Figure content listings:
——

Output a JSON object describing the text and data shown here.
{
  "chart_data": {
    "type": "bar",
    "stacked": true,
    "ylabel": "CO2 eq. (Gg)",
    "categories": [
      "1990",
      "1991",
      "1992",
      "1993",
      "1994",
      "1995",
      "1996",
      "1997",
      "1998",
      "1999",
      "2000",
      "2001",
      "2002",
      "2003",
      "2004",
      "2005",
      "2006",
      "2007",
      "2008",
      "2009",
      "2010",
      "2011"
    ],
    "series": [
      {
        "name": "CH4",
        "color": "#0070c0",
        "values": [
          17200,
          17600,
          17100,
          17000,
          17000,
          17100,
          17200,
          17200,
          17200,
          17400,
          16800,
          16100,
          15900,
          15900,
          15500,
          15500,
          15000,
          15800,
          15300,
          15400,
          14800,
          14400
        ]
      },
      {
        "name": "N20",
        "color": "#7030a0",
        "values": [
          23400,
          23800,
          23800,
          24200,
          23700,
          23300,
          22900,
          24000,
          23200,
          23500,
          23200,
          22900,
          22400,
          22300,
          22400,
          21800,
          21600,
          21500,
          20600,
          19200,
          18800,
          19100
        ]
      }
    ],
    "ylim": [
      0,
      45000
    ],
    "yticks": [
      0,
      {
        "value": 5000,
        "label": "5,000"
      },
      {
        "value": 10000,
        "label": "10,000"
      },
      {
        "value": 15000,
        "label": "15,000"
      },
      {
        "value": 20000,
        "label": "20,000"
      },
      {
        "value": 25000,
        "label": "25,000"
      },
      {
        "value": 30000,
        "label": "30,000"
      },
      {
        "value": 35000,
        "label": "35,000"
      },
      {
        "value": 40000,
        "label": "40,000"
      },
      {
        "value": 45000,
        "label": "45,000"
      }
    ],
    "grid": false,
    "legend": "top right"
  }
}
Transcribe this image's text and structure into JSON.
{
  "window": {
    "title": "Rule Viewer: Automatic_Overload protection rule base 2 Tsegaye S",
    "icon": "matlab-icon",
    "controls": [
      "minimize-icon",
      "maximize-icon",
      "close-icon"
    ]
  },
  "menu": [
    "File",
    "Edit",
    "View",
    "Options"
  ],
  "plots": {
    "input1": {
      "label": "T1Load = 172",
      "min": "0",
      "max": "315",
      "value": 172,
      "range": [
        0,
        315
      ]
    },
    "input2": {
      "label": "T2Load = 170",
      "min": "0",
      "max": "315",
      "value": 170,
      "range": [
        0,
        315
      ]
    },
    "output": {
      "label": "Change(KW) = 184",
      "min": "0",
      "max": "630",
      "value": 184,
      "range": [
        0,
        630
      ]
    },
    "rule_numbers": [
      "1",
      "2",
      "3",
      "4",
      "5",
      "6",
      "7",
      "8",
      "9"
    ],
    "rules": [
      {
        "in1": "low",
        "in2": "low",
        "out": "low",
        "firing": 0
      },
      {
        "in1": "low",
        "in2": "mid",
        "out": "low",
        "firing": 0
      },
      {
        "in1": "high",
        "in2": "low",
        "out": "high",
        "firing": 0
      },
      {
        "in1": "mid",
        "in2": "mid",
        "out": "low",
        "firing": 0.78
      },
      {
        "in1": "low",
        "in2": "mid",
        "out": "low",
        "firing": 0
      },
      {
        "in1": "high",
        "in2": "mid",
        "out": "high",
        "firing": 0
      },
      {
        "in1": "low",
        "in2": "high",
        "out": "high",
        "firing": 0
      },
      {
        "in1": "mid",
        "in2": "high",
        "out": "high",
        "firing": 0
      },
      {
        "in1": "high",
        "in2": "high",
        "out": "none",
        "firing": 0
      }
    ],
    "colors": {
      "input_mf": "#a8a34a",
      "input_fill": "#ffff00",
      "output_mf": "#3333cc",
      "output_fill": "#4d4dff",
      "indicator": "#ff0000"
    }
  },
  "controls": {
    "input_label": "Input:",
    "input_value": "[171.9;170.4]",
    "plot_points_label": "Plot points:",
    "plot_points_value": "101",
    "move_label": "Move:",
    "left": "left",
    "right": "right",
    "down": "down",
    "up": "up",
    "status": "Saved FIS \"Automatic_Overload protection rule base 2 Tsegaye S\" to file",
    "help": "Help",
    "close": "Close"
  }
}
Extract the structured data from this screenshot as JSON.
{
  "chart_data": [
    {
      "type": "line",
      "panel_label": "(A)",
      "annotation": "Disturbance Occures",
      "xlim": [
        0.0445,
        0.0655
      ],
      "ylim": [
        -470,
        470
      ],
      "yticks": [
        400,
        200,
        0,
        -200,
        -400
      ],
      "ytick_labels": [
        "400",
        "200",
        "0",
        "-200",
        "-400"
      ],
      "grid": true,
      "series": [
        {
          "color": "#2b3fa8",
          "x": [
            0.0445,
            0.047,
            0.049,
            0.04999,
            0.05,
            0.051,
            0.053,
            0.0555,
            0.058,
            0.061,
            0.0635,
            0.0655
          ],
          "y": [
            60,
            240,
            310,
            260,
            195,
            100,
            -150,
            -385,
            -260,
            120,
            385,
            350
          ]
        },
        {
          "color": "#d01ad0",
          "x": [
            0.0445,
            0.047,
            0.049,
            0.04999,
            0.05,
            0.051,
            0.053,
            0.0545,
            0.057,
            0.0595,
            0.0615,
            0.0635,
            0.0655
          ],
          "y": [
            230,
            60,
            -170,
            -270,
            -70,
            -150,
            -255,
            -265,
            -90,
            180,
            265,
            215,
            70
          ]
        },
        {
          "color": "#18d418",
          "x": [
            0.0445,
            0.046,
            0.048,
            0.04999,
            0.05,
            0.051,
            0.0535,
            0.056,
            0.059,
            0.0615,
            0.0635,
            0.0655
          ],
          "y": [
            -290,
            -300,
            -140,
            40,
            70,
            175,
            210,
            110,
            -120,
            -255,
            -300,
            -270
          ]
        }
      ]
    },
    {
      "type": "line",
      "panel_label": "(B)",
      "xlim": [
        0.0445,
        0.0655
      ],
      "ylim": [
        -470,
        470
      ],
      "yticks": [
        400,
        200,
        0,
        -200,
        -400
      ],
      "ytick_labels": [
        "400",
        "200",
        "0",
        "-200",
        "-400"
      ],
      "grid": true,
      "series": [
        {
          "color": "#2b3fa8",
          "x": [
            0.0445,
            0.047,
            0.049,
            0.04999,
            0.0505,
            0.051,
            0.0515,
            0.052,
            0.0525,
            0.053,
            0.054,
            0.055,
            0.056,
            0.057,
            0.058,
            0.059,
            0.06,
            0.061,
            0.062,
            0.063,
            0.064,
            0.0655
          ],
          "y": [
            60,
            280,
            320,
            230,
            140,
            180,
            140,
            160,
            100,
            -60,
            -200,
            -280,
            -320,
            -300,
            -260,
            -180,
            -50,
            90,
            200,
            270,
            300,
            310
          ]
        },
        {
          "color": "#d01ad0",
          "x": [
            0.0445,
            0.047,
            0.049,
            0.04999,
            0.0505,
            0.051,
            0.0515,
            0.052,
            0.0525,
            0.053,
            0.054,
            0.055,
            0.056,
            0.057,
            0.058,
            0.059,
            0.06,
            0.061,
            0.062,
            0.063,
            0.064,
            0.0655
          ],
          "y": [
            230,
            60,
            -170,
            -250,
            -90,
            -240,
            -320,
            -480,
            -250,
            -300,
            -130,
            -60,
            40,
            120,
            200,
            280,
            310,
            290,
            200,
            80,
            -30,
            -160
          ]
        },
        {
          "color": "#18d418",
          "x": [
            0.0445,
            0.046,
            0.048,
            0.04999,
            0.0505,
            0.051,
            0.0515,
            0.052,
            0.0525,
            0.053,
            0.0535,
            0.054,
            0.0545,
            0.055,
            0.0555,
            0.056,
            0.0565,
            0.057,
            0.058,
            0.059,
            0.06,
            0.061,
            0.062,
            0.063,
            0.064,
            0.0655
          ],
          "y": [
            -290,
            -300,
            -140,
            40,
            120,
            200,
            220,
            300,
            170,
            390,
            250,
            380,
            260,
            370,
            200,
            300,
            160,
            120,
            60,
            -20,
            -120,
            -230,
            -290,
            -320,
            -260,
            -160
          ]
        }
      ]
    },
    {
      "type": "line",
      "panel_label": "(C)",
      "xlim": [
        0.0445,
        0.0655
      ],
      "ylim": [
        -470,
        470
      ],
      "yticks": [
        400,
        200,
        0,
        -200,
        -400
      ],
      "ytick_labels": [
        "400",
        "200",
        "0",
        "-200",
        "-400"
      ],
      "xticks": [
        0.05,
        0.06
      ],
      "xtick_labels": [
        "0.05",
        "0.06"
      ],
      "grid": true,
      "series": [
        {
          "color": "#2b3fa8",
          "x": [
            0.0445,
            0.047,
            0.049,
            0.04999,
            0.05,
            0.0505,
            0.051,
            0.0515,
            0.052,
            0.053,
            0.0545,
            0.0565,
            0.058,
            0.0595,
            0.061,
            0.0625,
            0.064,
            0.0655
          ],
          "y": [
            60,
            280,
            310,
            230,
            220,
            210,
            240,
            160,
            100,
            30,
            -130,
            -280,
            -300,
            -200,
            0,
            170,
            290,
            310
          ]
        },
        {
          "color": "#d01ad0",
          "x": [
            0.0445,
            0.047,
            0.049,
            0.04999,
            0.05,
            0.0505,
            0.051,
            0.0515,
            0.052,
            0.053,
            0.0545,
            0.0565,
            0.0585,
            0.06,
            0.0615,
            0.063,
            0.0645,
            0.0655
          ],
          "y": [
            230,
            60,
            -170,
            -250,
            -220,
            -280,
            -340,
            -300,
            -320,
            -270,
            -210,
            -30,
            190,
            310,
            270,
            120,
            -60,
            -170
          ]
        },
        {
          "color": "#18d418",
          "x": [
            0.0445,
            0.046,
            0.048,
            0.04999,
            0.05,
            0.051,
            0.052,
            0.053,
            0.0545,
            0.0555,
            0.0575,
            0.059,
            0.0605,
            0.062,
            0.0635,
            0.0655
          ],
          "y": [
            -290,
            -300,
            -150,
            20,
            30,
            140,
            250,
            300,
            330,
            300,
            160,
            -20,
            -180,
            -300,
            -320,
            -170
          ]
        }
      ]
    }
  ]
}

——

EXERCISE AIM | Using the listing above, list every line in which the string "this" occurs.

REPLY |
Transcribe this image's text and structure into JSON.
Extract the structured data from this screenshot as JSON.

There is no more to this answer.